— START Records —

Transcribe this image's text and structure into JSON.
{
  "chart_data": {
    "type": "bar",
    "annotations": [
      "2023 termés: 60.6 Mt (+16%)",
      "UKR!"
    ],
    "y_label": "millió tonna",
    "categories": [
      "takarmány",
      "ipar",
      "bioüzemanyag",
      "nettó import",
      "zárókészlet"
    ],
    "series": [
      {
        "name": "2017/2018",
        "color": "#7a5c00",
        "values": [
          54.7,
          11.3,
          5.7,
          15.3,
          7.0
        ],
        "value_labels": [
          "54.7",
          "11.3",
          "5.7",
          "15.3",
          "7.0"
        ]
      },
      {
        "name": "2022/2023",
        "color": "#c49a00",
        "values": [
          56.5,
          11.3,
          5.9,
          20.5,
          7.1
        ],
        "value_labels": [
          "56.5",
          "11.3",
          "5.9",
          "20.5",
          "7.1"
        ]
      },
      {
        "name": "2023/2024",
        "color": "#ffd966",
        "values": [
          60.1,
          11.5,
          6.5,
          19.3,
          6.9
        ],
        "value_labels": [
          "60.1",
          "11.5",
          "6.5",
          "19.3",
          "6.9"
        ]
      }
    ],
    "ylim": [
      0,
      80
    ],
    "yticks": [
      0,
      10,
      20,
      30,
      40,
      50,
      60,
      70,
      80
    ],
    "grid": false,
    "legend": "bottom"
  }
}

— END Records —

(Goal) Reproduce the records above exactly as they appear.

(Answer to this exercise)
Transcribe this image's text and structure into JSON.
{
  "chart_data": {
    "type": "bar",
    "annotations": [
      "2023 termés: 60.6 Mt (+16%)",
      "UKR!"
    ],
    "y_label": "millió tonna",
    "categories": [
      "takarmány",
      "ipar",
      "bioüzemanyag",
      "nettó import",
      "zárókészlet"
    ],
    "series": [
      {
        "name": "2017/2018",
        "color": "#7a5c00",
        "values": [
          54.7,
          11.3,
          5.7,
          15.3,
          7.0
        ],
        "value_labels": [
          "54.7",
          "11.3",
          "5.7",
          "15.3",
          "7.0"
        ]
      },
      {
        "name": "2022/2023",
        "color": "#c49a00",
        "values": [
          56.5,
          11.3,
          5.9,
          20.5,
          7.1
        ],
        "value_labels": [
          "56.5",
          "11.3",
          "5.9",
          "20.5",
          "7.1"
        ]
      },
      {
        "name": "2023/2024",
        "color": "#ffd966",
        "values": [
          60.1,
          11.5,
          6.5,
          19.3,
          6.9
        ],
        "value_labels": [
          "60.1",
          "11.5",
          "6.5",
          "19.3",
          "6.9"
        ]
      }
    ],
    "ylim": [
      0,
      80
    ],
    "yticks": [
      0,
      10,
      20,
      30,
      40,
      50,
      60,
      70,
      80
    ],
    "grid": false,
    "legend": "bottom"
  }
}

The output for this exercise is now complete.